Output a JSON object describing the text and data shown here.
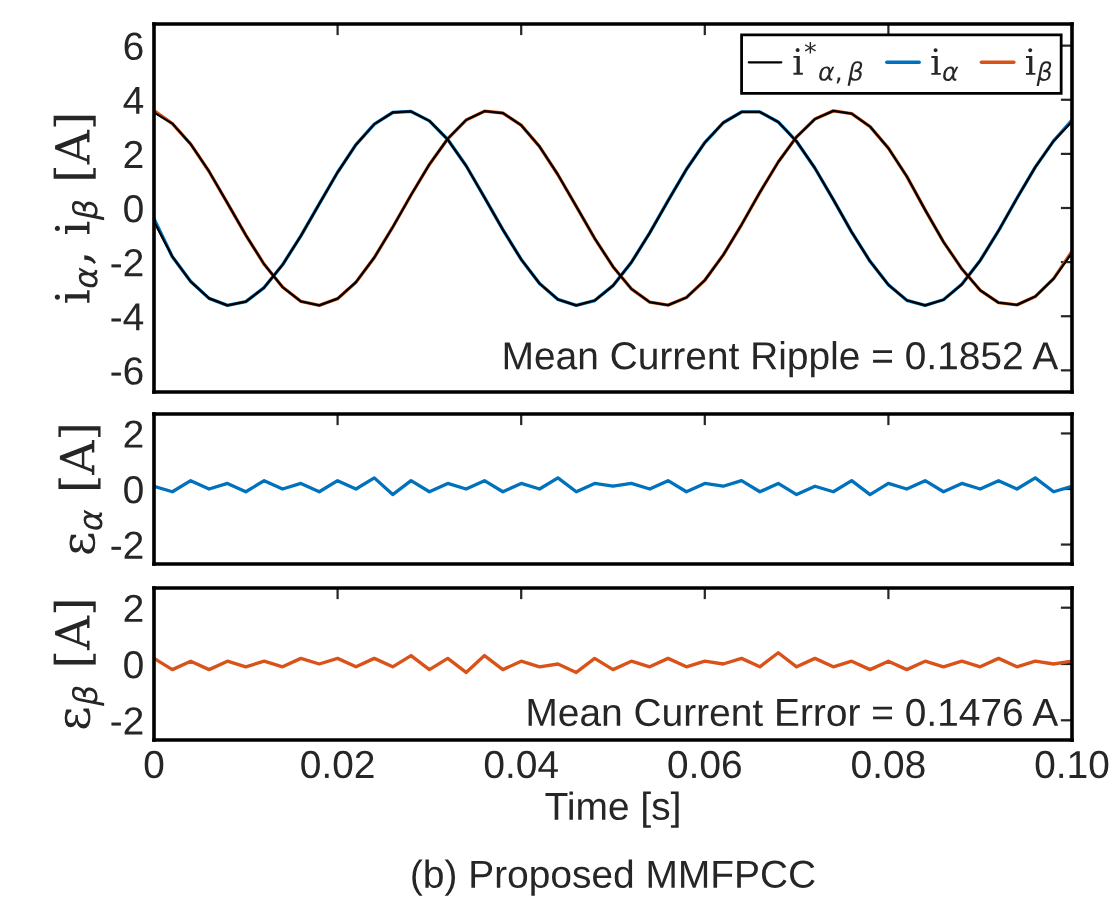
{
  "chart_data": [
    {
      "type": "line",
      "ylabel": "i$_{α}$, i$_{β}$ [A]",
      "xlim": [
        0,
        0.1
      ],
      "xticks": [
        0.02,
        0.04,
        0.06,
        0.08
      ],
      "ylim": [
        -6.8,
        6.8
      ],
      "yticks": [
        -6,
        -4,
        -2,
        0,
        2,
        4,
        6
      ],
      "tick_labels": "y",
      "grid": false,
      "legend": "top right",
      "annotations": [
        "Mean Current Ripple = 0.1852 A"
      ],
      "x": [
        0,
        0.002,
        0.004,
        0.006,
        0.008,
        0.01,
        0.012,
        0.014,
        0.016,
        0.018,
        0.02,
        0.022,
        0.024,
        0.026,
        0.028,
        0.03,
        0.032,
        0.034,
        0.036,
        0.038,
        0.04,
        0.042,
        0.044,
        0.046,
        0.048,
        0.05,
        0.052,
        0.054,
        0.056,
        0.058,
        0.06,
        0.062,
        0.064,
        0.066,
        0.068,
        0.07,
        0.072,
        0.074,
        0.076,
        0.078,
        0.08,
        0.082,
        0.084,
        0.086,
        0.088,
        0.09,
        0.092,
        0.094,
        0.096,
        0.098,
        0.1
      ],
      "series": [
        {
          "name": "i$^{*}$$_{α,β}$",
          "color": "#000000",
          "values": [
            -0.5,
            -1.8,
            -2.72,
            -3.34,
            -3.6,
            -3.46,
            -2.94,
            -2.1,
            -1.03,
            0.15,
            1.32,
            2.34,
            3.1,
            3.53,
            3.57,
            3.22,
            2.53,
            1.56,
            0.39,
            -0.8,
            -1.9,
            -2.79,
            -3.38,
            -3.6,
            -3.42,
            -2.87,
            -2.01,
            -0.92,
            0.27,
            1.43,
            2.42,
            3.15,
            3.55,
            3.55,
            3.18,
            2.46,
            1.47,
            0.31,
            -0.89,
            -1.97,
            -2.84,
            -3.41,
            -3.6,
            -3.39,
            -2.82,
            -1.94,
            -0.84,
            0.36,
            1.51,
            2.48,
            3.19
          ]
        },
        {
          "name": "i$_{α}$",
          "color": "#0072bd",
          "values": [
            -0.4,
            -1.8,
            -2.72,
            -3.34,
            -3.6,
            -3.46,
            -2.94,
            -2.1,
            -1.03,
            0.15,
            1.32,
            2.34,
            3.1,
            3.53,
            3.57,
            3.22,
            2.53,
            1.56,
            0.39,
            -0.8,
            -1.9,
            -2.79,
            -3.38,
            -3.6,
            -3.42,
            -2.87,
            -2.01,
            -0.92,
            0.27,
            1.43,
            2.42,
            3.15,
            3.55,
            3.55,
            3.18,
            2.46,
            1.47,
            0.31,
            -0.89,
            -1.97,
            -2.84,
            -3.41,
            -3.6,
            -3.39,
            -2.82,
            -1.94,
            -0.84,
            0.36,
            1.51,
            2.48,
            3.25
          ]
        },
        {
          "name": "i$_{β}$",
          "color": "#d95319",
          "values": [
            3.6,
            3.12,
            2.36,
            1.35,
            0.18,
            -1.0,
            -2.08,
            -2.92,
            -3.45,
            -3.6,
            -3.35,
            -2.74,
            -1.83,
            -0.71,
            0.48,
            1.61,
            2.56,
            3.25,
            3.58,
            3.51,
            3.06,
            2.27,
            1.23,
            0.06,
            -1.12,
            -2.17,
            -2.99,
            -3.48,
            -3.59,
            -3.31,
            -2.67,
            -1.74,
            -0.62,
            0.58,
            1.7,
            2.63,
            3.29,
            3.59,
            3.49,
            3.01,
            2.21,
            1.17,
            -0.07,
            -1.25,
            -2.25,
            -3.04,
            -3.5,
            -3.58,
            -3.27,
            -2.61,
            -1.6
          ]
        },
        {
          "color": "#000000",
          "values": [
            3.53,
            3.12,
            2.36,
            1.35,
            0.18,
            -1.0,
            -2.08,
            -2.92,
            -3.45,
            -3.6,
            -3.35,
            -2.74,
            -1.83,
            -0.71,
            0.48,
            1.61,
            2.56,
            3.25,
            3.58,
            3.51,
            3.06,
            2.27,
            1.23,
            0.06,
            -1.12,
            -2.17,
            -2.99,
            -3.48,
            -3.59,
            -3.31,
            -2.67,
            -1.74,
            -0.62,
            0.58,
            1.7,
            2.63,
            3.29,
            3.59,
            3.49,
            3.01,
            2.21,
            1.17,
            -0.07,
            -1.25,
            -2.25,
            -3.04,
            -3.5,
            -3.58,
            -3.27,
            -2.61,
            -1.66
          ]
        }
      ]
    },
    {
      "type": "line",
      "ylabel": "ε$_{α}$ [A]",
      "xlim": [
        0,
        0.1
      ],
      "xticks": [
        0.02,
        0.04,
        0.06,
        0.08
      ],
      "ylim": [
        -2.7,
        2.7
      ],
      "yticks": [
        -2,
        0,
        2
      ],
      "tick_labels": "y",
      "grid": false,
      "x": [
        0,
        0.002,
        0.004,
        0.006,
        0.008,
        0.01,
        0.012,
        0.014,
        0.016,
        0.018,
        0.02,
        0.022,
        0.024,
        0.026,
        0.028,
        0.03,
        0.032,
        0.034,
        0.036,
        0.038,
        0.04,
        0.042,
        0.044,
        0.046,
        0.048,
        0.05,
        0.052,
        0.054,
        0.056,
        0.058,
        0.06,
        0.062,
        0.064,
        0.066,
        0.068,
        0.07,
        0.072,
        0.074,
        0.076,
        0.078,
        0.08,
        0.082,
        0.084,
        0.086,
        0.088,
        0.09,
        0.092,
        0.094,
        0.096,
        0.098,
        0.1
      ],
      "series": [
        {
          "color": "#0072bd",
          "values": [
            0.1,
            -0.1,
            0.3,
            0.0,
            0.2,
            -0.1,
            0.3,
            0.0,
            0.2,
            -0.1,
            0.3,
            0.0,
            0.4,
            -0.2,
            0.3,
            -0.1,
            0.2,
            0.0,
            0.3,
            -0.1,
            0.2,
            0.0,
            0.4,
            -0.1,
            0.2,
            0.1,
            0.2,
            0.0,
            0.3,
            -0.1,
            0.2,
            0.1,
            0.3,
            -0.1,
            0.2,
            -0.2,
            0.1,
            -0.1,
            0.3,
            -0.2,
            0.2,
            0.0,
            0.3,
            -0.1,
            0.2,
            0.0,
            0.3,
            0.0,
            0.4,
            -0.1,
            0.1
          ]
        }
      ]
    },
    {
      "type": "line",
      "ylabel": "ε$_{β}$ [A]",
      "xlabel": "Time [s]",
      "xlim": [
        0,
        0.1
      ],
      "xticks": [
        0,
        0.02,
        0.04,
        0.06,
        0.08,
        {
          "value": 0.1,
          "label": "0.10"
        }
      ],
      "ylim": [
        -2.7,
        2.7
      ],
      "yticks": [
        -2,
        0,
        2
      ],
      "grid": false,
      "annotations": [
        "Mean Current Error = 0.1476 A",
        "(b) Proposed MMFPCC"
      ],
      "x": [
        0,
        0.002,
        0.004,
        0.006,
        0.008,
        0.01,
        0.012,
        0.014,
        0.016,
        0.018,
        0.02,
        0.022,
        0.024,
        0.026,
        0.028,
        0.03,
        0.032,
        0.034,
        0.036,
        0.038,
        0.04,
        0.042,
        0.044,
        0.046,
        0.048,
        0.05,
        0.052,
        0.054,
        0.056,
        0.058,
        0.06,
        0.062,
        0.064,
        0.066,
        0.068,
        0.07,
        0.072,
        0.074,
        0.076,
        0.078,
        0.08,
        0.082,
        0.084,
        0.086,
        0.088,
        0.09,
        0.092,
        0.094,
        0.096,
        0.098,
        0.1
      ],
      "series": [
        {
          "color": "#d95319",
          "values": [
            0.2,
            -0.2,
            0.1,
            -0.2,
            0.1,
            -0.1,
            0.1,
            -0.1,
            0.2,
            0.0,
            0.2,
            -0.1,
            0.2,
            -0.1,
            0.3,
            -0.2,
            0.2,
            -0.3,
            0.3,
            -0.2,
            0.1,
            -0.1,
            0.0,
            -0.3,
            0.2,
            -0.2,
            0.1,
            -0.1,
            0.2,
            -0.1,
            0.1,
            0.0,
            0.2,
            -0.1,
            0.4,
            -0.1,
            0.2,
            -0.1,
            0.1,
            -0.2,
            0.1,
            -0.2,
            0.1,
            -0.1,
            0.1,
            -0.1,
            0.2,
            -0.1,
            0.1,
            0.0,
            0.1
          ]
        }
      ]
    }
  ]
}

(Task brief) Copy each line of the listing that contains the string "Mean".

(Output below)
        "Mean Current Ripple = 0.1852 A"
        "Mean Current Error = 0.1476 A",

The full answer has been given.